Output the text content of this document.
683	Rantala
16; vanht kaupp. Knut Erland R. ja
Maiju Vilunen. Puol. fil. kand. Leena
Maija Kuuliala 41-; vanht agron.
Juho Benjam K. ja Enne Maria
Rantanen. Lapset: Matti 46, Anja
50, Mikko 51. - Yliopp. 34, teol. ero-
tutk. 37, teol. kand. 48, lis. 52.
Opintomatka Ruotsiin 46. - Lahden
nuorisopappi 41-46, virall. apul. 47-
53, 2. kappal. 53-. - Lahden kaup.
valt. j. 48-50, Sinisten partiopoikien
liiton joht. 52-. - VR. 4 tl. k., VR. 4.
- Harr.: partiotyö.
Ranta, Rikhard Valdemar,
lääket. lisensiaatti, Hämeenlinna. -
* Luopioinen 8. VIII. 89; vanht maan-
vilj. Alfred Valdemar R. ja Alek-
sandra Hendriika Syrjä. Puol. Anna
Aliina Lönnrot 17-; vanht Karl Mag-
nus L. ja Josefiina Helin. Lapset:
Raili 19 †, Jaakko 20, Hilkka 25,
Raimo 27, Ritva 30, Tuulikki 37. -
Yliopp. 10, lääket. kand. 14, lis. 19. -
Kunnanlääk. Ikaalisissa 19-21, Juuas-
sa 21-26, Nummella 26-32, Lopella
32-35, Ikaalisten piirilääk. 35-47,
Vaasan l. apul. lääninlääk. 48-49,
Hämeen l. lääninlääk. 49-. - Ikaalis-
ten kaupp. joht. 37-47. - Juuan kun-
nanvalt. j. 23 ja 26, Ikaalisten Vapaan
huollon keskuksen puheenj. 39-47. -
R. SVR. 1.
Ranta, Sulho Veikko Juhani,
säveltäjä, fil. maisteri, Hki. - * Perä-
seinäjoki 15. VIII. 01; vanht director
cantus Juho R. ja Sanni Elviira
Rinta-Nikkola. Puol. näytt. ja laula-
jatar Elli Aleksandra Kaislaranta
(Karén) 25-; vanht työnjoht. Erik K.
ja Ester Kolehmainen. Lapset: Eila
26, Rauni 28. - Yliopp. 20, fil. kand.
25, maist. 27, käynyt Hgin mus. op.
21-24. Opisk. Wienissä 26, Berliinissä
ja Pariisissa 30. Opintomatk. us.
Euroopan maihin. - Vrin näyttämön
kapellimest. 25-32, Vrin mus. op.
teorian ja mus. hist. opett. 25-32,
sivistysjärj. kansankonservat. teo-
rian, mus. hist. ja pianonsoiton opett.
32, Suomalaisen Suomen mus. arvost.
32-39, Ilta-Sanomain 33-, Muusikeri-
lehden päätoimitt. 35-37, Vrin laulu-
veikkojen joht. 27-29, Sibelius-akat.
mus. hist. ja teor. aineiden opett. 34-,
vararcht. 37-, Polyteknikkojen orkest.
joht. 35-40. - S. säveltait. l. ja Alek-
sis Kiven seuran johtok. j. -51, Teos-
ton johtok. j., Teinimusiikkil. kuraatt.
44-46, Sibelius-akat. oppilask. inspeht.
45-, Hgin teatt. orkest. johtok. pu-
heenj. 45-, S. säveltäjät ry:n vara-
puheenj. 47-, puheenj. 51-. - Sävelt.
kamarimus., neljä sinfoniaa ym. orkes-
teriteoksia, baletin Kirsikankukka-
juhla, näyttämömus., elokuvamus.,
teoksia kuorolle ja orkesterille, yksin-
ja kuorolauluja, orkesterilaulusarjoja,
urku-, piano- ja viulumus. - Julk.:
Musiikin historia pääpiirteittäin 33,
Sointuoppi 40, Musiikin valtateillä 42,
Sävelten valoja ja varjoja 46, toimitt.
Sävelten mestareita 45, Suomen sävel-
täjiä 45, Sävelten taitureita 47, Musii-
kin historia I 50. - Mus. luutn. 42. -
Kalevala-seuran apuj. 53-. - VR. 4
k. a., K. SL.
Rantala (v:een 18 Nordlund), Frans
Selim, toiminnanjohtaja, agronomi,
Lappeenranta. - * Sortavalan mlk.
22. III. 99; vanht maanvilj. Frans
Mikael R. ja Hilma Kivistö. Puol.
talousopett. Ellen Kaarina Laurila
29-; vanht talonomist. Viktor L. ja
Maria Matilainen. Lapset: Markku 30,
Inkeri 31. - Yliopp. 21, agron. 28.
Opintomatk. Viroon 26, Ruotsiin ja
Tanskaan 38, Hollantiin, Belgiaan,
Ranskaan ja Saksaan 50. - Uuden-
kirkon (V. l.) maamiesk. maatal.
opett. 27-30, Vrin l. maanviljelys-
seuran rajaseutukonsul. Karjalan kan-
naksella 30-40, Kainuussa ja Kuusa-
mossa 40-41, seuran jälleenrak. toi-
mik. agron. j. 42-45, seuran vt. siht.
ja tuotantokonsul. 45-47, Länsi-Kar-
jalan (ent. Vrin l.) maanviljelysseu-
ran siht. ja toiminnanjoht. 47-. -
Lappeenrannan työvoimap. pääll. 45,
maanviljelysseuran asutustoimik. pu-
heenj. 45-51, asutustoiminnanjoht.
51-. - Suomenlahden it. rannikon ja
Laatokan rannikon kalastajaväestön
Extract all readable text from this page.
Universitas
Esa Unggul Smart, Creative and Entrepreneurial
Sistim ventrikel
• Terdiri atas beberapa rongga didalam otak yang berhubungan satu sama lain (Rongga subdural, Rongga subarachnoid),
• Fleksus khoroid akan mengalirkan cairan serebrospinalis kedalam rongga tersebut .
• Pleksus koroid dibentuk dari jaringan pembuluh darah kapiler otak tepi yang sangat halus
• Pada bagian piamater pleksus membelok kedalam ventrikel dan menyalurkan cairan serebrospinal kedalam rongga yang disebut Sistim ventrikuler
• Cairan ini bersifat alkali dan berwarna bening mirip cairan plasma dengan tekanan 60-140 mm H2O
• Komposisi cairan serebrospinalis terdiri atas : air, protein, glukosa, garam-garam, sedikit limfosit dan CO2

**********

### ABOUT THIS TASK
Once you have counted the lines of the material that include "kand", give only that number.

### ANSWER SECTION
4